Page excerpt
The concept of quantum-based consciousness is attractive to many individuals because it allegedly gives a scientific excuse for whatever belief might be popular at the moment, but how many individuals have actually read the papers that allegedly explain the quantum concept? The quantum hypothesis is viewable online in articles such as "The Consciousness in the universe — A review of the ‘Orch OR’ theory"[sic] by Stuart Hameroff and Roger Penrose (Physics of Life Reviews 11 (2014) 39–78), but again, how many people who have an opinion of the quantum hypothesis have actually read the original sources?

"…something that everybody wants to have read and nobody wants to read." ("Disappearance of Literature" speech by Mark Twain)

How many individuals have actually read the papers by Hameroff, Penrose, et al., and more importantly, how many of the individuals comprehend the papers' mathematics and resonate concepts? Would the papers' comments about gigahertz, megahertz, and kilohertz within Fibonacci sequences of 3, 5, 8, 13 with dipoles, fractals, and spin waves pique the reader's interest, or is the information lost by the readers not grasping the importance of the actions? I actually momentarily regained an enjoyment of mathematics while reading the paper, so for me the paper was a bit of fun. The Hameroff/Penrose article is one of the very few papers available to the public that includes references to the little details that describe to the reader that the authors may actually have some experience in the topic itself, and it is a very safe bet that no news reporter would have an expert knowledge of the topics nor so much as an interested layman's point of view.

"It would appear that the expectations of Orch OR have fared rather well so far, and it gives us a viable scientific proposal aimed at providing an understanding of the phenomenon of consciousness. We believe that the underlying scheme of Orch OR has a good chance of being basically correct in its fundamental conceptions."

Unlike schools that grade students by how well the students have memorized worded answers (memorizing words without knowing what the words mean is institutionalized Autism), researchers propose ideas that are to be pondered, investigated, critiqued, and further experimented with by other researchers so as to determine whether the hypotheses might be plausible. Researchers propose ideas with the aim to spark a discussion, to receive input from other researchers, and if enough researchers join in a conversation then a hypothesis might become a full-fledged theory after the bugs are worked out. (William Sidis' The Animate and the Inanimate was also speculative, but it apparently spawned no discussion, and the public accepted the book as a final theory: the news media and public continue today to claim that Sidis' muses were his final word on the topic.) The Hameroff/Penrose paper is speculative, the paper explains itself to be speculative, and never does the paper make a claim of it holding the final answer to consciousness.

Dataset excerpt
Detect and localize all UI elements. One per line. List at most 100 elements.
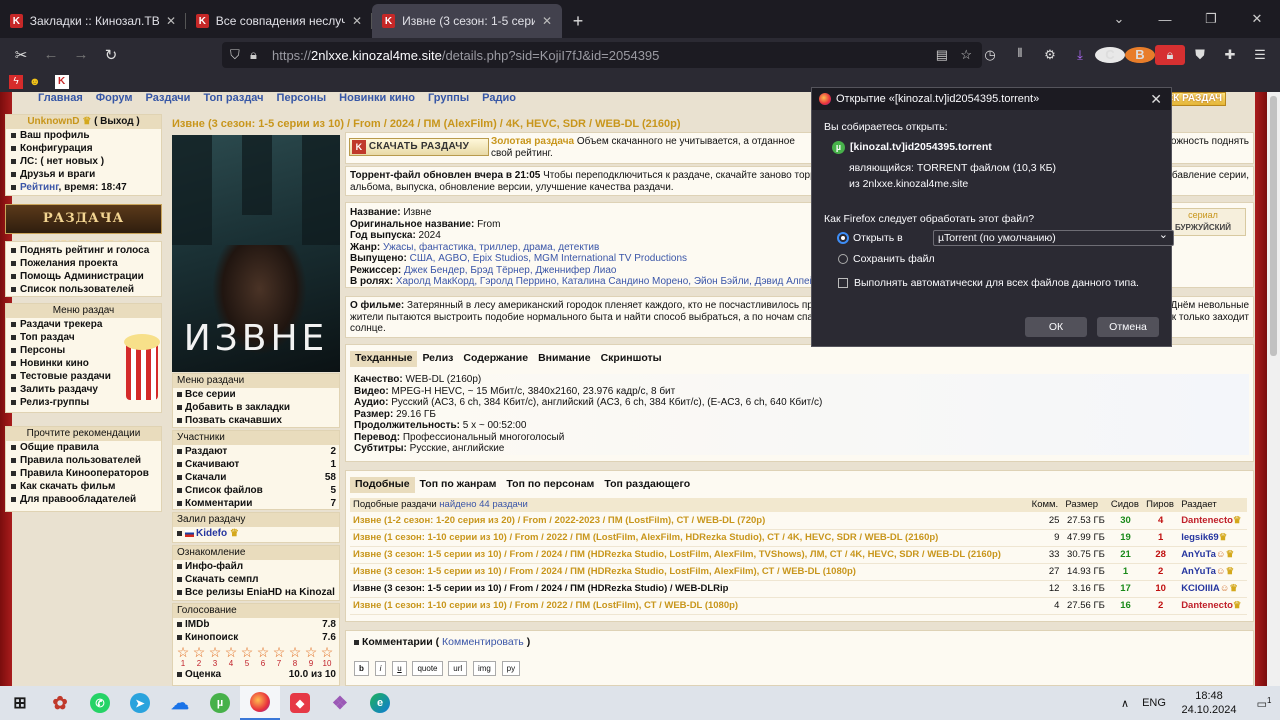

Tasks to perform
**a.** Answer these about the quantum-consciousness excerpt, each on its own line:
(i) In which journal did the Hameroff and Penrose article appear?
(ii) What is the title of the speech that the Mark Twain quotation comes from?
(iii) Who wrote The Animate and the Inanimate?
**b.** Rewrite the part of the quantum-consciousness excerpt that begins at the words "The concept of" and ends after "by Mark Twain)", putting "Orch OR hypothesis" in place of "quantum hypothesis".

Full answers
**a.**
(i) Physics of Life Reviews
(ii) "Disappearance of Literature"
(iii) William Sidis

**b.**
The concept of quantum-based consciousness is attractive to many individuals because it allegedly gives a scientific excuse for whatever belief might be popular at the moment, but how many individuals have actually read the papers that allegedly explain the quantum concept? The Orch OR hypothesis is viewable online in articles such as "The Consciousness in the universe — A review of the ‘Orch OR’ theory"[sic] by Stuart Hameroff and Roger Penrose (Physics of Life Reviews 11 (2014) 39–78), but again, how many people who have an opinion of the Orch OR hypothesis have actually read the original sources?

"…something that everybody wants to have read and nobody wants to read." ("Disappearance of Literature" speech by Mark Twain)